To be done: Beneath this sentence is a set of records; write each of them out exactly.

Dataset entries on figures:
* * * * * * *

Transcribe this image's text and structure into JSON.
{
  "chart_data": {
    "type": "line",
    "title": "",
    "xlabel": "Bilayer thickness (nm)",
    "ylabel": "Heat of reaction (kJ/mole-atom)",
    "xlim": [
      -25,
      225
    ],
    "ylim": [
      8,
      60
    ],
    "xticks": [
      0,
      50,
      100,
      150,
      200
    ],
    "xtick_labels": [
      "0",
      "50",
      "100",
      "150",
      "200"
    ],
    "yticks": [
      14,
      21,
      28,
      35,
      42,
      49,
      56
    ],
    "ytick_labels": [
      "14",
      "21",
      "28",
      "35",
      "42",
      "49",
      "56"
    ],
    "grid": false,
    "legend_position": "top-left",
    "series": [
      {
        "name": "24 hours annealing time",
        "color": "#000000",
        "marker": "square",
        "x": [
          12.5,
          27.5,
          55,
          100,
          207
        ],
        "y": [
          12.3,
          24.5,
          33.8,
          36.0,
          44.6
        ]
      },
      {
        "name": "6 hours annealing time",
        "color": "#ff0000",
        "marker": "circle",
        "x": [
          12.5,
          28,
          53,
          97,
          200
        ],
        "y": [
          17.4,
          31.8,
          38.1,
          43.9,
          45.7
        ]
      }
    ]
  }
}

* * * * * * *

Finished answer:
Transcribe this image's text and structure into JSON.
{
  "chart_data": {
    "type": "line",
    "title": "",
    "xlabel": "Bilayer thickness (nm)",
    "ylabel": "Heat of reaction (kJ/mole-atom)",
    "xlim": [
      -25,
      225
    ],
    "ylim": [
      8,
      60
    ],
    "xticks": [
      0,
      50,
      100,
      150,
      200
    ],
    "xtick_labels": [
      "0",
      "50",
      "100",
      "150",
      "200"
    ],
    "yticks": [
      14,
      21,
      28,
      35,
      42,
      49,
      56
    ],
    "ytick_labels": [
      "14",
      "21",
      "28",
      "35",
      "42",
      "49",
      "56"
    ],
    "grid": false,
    "legend_position": "top-left",
    "series": [
      {
        "name": "24 hours annealing time",
        "color": "#000000",
        "marker": "square",
        "x": [
          12.5,
          27.5,
          55,
          100,
          207
        ],
        "y": [
          12.3,
          24.5,
          33.8,
          36.0,
          44.6
        ]
      },
      {
        "name": "6 hours annealing time",
        "color": "#ff0000",
        "marker": "circle",
        "x": [
          12.5,
          28,
          53,
          97,
          200
        ],
        "y": [
          17.4,
          31.8,
          38.1,
          43.9,
          45.7
        ]
      }
    ]
  }
}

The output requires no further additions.